Dataset excerpts
— begin —

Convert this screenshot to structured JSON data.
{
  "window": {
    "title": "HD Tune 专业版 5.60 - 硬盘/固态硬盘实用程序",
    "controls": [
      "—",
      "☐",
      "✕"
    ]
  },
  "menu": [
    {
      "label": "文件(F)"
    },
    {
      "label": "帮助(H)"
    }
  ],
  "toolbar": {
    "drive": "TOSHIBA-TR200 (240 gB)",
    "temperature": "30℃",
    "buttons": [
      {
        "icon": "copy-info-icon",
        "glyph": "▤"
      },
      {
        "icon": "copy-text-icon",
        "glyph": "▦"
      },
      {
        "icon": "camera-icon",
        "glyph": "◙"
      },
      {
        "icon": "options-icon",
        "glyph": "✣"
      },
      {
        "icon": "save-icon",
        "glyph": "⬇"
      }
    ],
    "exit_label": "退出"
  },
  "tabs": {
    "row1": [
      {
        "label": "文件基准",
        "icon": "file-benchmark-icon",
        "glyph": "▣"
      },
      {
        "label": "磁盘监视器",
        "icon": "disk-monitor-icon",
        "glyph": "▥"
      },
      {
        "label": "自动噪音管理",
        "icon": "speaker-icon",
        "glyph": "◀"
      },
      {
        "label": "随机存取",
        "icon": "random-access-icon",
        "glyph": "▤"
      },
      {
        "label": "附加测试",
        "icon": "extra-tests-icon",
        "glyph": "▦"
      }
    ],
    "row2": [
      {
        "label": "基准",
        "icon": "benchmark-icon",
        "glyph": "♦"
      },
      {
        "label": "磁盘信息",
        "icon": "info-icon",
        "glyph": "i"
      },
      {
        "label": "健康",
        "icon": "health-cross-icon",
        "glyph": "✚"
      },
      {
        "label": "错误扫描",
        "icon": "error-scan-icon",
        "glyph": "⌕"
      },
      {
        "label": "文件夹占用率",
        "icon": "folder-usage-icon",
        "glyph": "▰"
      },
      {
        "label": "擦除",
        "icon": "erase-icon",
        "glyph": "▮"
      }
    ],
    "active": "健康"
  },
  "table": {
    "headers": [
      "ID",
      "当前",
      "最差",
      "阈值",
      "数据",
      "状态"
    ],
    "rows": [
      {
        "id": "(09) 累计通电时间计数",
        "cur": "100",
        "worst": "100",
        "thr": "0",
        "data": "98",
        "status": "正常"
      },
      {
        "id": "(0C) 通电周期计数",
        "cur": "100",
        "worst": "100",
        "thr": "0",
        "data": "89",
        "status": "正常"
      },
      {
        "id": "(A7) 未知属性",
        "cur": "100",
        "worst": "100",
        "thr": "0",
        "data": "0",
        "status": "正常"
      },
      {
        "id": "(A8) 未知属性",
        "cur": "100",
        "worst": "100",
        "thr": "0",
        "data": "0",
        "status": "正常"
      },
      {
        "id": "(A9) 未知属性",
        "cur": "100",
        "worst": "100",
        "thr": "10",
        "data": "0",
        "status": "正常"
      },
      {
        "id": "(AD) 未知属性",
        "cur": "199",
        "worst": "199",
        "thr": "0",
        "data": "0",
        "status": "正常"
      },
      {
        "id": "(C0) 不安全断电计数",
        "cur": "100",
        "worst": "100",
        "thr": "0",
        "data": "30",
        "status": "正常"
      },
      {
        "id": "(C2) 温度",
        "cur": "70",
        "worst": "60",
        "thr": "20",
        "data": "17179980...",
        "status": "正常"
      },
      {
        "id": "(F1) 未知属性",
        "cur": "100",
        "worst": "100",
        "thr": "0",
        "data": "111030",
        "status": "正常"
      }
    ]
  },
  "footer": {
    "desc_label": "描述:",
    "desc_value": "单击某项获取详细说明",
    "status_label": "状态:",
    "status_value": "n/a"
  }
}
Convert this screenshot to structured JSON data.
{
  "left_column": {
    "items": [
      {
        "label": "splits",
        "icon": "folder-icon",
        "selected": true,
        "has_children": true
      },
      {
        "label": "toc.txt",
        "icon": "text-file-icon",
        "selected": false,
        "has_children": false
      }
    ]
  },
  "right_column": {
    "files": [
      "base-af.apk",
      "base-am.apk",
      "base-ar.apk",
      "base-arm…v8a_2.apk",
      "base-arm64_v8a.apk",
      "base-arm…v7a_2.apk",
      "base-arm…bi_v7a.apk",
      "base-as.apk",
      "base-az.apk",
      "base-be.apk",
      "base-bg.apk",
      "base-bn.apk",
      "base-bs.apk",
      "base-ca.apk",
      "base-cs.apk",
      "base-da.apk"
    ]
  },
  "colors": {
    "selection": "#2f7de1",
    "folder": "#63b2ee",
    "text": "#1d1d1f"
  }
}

— end —

_INSTRUCTIONS TO FOLLOW_: All of the data above should be transcribed exactly.

_SOLUTION TO THE EXERCISE_:
Convert this screenshot to structured JSON data.
{
  "window": {
    "title": "HD Tune 专业版 5.60 - 硬盘/固态硬盘实用程序",
    "controls": [
      "—",
      "☐",
      "✕"
    ]
  },
  "menu": [
    {
      "label": "文件(F)"
    },
    {
      "label": "帮助(H)"
    }
  ],
  "toolbar": {
    "drive": "TOSHIBA-TR200 (240 gB)",
    "temperature": "30℃",
    "buttons": [
      {
        "icon": "copy-info-icon",
        "glyph": "▤"
      },
      {
        "icon": "copy-text-icon",
        "glyph": "▦"
      },
      {
        "icon": "camera-icon",
        "glyph": "◙"
      },
      {
        "icon": "options-icon",
        "glyph": "✣"
      },
      {
        "icon": "save-icon",
        "glyph": "⬇"
      }
    ],
    "exit_label": "退出"
  },
  "tabs": {
    "row1": [
      {
        "label": "文件基准",
        "icon": "file-benchmark-icon",
        "glyph": "▣"
      },
      {
        "label": "磁盘监视器",
        "icon": "disk-monitor-icon",
        "glyph": "▥"
      },
      {
        "label": "自动噪音管理",
        "icon": "speaker-icon",
        "glyph": "◀"
      },
      {
        "label": "随机存取",
        "icon": "random-access-icon",
        "glyph": "▤"
      },
      {
        "label": "附加测试",
        "icon": "extra-tests-icon",
        "glyph": "▦"
      }
    ],
    "row2": [
      {
        "label": "基准",
        "icon": "benchmark-icon",
        "glyph": "♦"
      },
      {
        "label": "磁盘信息",
        "icon": "info-icon",
        "glyph": "i"
      },
      {
        "label": "健康",
        "icon": "health-cross-icon",
        "glyph": "✚"
      },
      {
        "label": "错误扫描",
        "icon": "error-scan-icon",
        "glyph": "⌕"
      },
      {
        "label": "文件夹占用率",
        "icon": "folder-usage-icon",
        "glyph": "▰"
      },
      {
        "label": "擦除",
        "icon": "erase-icon",
        "glyph": "▮"
      }
    ],
    "active": "健康"
  },
  "table": {
    "headers": [
      "ID",
      "当前",
      "最差",
      "阈值",
      "数据",
      "状态"
    ],
    "rows": [
      {
        "id": "(09) 累计通电时间计数",
        "cur": "100",
        "worst": "100",
        "thr": "0",
        "data": "98",
        "status": "正常"
      },
      {
        "id": "(0C) 通电周期计数",
        "cur": "100",
        "worst": "100",
        "thr": "0",
        "data": "89",
        "status": "正常"
      },
      {
        "id": "(A7) 未知属性",
        "cur": "100",
        "worst": "100",
        "thr": "0",
        "data": "0",
        "status": "正常"
      },
      {
        "id": "(A8) 未知属性",
        "cur": "100",
        "worst": "100",
        "thr": "0",
        "data": "0",
        "status": "正常"
      },
      {
        "id": "(A9) 未知属性",
        "cur": "100",
        "worst": "100",
        "thr": "10",
        "data": "0",
        "status": "正常"
      },
      {
        "id": "(AD) 未知属性",
        "cur": "199",
        "worst": "199",
        "thr": "0",
        "data": "0",
        "status": "正常"
      },
      {
        "id": "(C0) 不安全断电计数",
        "cur": "100",
        "worst": "100",
        "thr": "0",
        "data": "30",
        "status": "正常"
      },
      {
        "id": "(C2) 温度",
        "cur": "70",
        "worst": "60",
        "thr": "20",
        "data": "17179980...",
        "status": "正常"
      },
      {
        "id": "(F1) 未知属性",
        "cur": "100",
        "worst": "100",
        "thr": "0",
        "data": "111030",
        "status": "正常"
      }
    ]
  },
  "footer": {
    "desc_label": "描述:",
    "desc_value": "单击某项获取详细说明",
    "status_label": "状态:",
    "status_value": "n/a"
  }
}
Convert this screenshot to structured JSON data.
{
  "left_column": {
    "items": [
      {
        "label": "splits",
        "icon": "folder-icon",
        "selected": true,
        "has_children": true
      },
      {
        "label": "toc.txt",
        "icon": "text-file-icon",
        "selected": false,
        "has_children": false
      }
    ]
  },
  "right_column": {
    "files": [
      "base-af.apk",
      "base-am.apk",
      "base-ar.apk",
      "base-arm…v8a_2.apk",
      "base-arm64_v8a.apk",
      "base-arm…v7a_2.apk",
      "base-arm…bi_v7a.apk",
      "base-as.apk",
      "base-az.apk",
      "base-be.apk",
      "base-bg.apk",
      "base-bn.apk",
      "base-bs.apk",
      "base-ca.apk",
      "base-cs.apk",
      "base-da.apk"
    ]
  },
  "colors": {
    "selection": "#2f7de1",
    "folder": "#63b2ee",
    "text": "#1d1d1f"
  }
}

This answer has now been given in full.